# START OF Information supplied

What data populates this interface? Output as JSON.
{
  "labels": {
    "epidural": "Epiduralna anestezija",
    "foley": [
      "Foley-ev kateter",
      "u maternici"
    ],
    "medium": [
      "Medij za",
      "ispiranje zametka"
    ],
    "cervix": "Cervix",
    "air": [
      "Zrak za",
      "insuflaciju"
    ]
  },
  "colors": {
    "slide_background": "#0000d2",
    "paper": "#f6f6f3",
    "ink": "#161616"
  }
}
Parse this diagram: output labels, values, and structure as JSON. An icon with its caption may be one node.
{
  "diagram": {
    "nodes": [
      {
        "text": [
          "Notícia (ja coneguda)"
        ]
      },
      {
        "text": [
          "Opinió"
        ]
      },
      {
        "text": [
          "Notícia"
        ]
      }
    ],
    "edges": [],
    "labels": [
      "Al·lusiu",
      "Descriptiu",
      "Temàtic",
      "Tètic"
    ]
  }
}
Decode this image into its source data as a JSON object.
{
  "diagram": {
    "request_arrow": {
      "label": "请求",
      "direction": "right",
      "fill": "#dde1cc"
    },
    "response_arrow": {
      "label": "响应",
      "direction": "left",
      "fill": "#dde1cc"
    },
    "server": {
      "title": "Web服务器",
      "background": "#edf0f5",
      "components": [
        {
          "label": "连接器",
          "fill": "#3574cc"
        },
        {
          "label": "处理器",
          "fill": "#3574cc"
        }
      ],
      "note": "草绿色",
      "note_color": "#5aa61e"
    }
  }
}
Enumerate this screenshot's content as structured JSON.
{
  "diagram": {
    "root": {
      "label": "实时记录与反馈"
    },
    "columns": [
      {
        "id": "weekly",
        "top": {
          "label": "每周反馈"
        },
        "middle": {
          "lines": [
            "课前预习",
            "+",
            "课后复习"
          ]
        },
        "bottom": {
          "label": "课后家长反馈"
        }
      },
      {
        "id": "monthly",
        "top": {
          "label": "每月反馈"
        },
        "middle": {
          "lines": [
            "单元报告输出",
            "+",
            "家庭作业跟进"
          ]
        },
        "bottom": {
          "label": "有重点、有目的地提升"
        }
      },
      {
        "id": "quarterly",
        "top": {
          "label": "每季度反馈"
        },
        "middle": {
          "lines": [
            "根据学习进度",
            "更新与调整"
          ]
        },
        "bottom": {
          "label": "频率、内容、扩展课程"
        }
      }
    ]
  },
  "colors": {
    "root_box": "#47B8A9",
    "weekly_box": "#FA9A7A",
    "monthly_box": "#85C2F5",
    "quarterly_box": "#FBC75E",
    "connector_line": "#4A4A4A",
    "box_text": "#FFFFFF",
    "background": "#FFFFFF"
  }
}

# END OF Information supplied

*Task statement:*
Extract the full listing and reproduce each line exactly.

*Task solution:*
What data populates this interface? Output as JSON.
{
  "labels": {
    "epidural": "Epiduralna anestezija",
    "foley": [
      "Foley-ev kateter",
      "u maternici"
    ],
    "medium": [
      "Medij za",
      "ispiranje zametka"
    ],
    "cervix": "Cervix",
    "air": [
      "Zrak za",
      "insuflaciju"
    ]
  },
  "colors": {
    "slide_background": "#0000d2",
    "paper": "#f6f6f3",
    "ink": "#161616"
  }
}
Parse this diagram: output labels, values, and structure as JSON. An icon with its caption may be one node.
{
  "diagram": {
    "nodes": [
      {
        "text": [
          "Notícia (ja coneguda)"
        ]
      },
      {
        "text": [
          "Opinió"
        ]
      },
      {
        "text": [
          "Notícia"
        ]
      }
    ],
    "edges": [],
    "labels": [
      "Al·lusiu",
      "Descriptiu",
      "Temàtic",
      "Tètic"
    ]
  }
}
Decode this image into its source data as a JSON object.
{
  "diagram": {
    "request_arrow": {
      "label": "请求",
      "direction": "right",
      "fill": "#dde1cc"
    },
    "response_arrow": {
      "label": "响应",
      "direction": "left",
      "fill": "#dde1cc"
    },
    "server": {
      "title": "Web服务器",
      "background": "#edf0f5",
      "components": [
        {
          "label": "连接器",
          "fill": "#3574cc"
        },
        {
          "label": "处理器",
          "fill": "#3574cc"
        }
      ],
      "note": "草绿色",
      "note_color": "#5aa61e"
    }
  }
}
Enumerate this screenshot's content as structured JSON.
{
  "diagram": {
    "root": {
      "label": "实时记录与反馈"
    },
    "columns": [
      {
        "id": "weekly",
        "top": {
          "label": "每周反馈"
        },
        "middle": {
          "lines": [
            "课前预习",
            "+",
            "课后复习"
          ]
        },
        "bottom": {
          "label": "课后家长反馈"
        }
      },
      {
        "id": "monthly",
        "top": {
          "label": "每月反馈"
        },
        "middle": {
          "lines": [
            "单元报告输出",
            "+",
            "家庭作业跟进"
          ]
        },
        "bottom": {
          "label": "有重点、有目的地提升"
        }
      },
      {
        "id": "quarterly",
        "top": {
          "label": "每季度反馈"
        },
        "middle": {
          "lines": [
            "根据学习进度",
            "更新与调整"
          ]
        },
        "bottom": {
          "label": "频率、内容、扩展课程"
        }
      }
    ]
  },
  "colors": {
    "root_box": "#47B8A9",
    "weekly_box": "#FA9A7A",
    "monthly_box": "#85C2F5",
    "quarterly_box": "#FBC75E",
    "connector_line": "#4A4A4A",
    "box_text": "#FFFFFF",
    "background": "#FFFFFF"
  }
}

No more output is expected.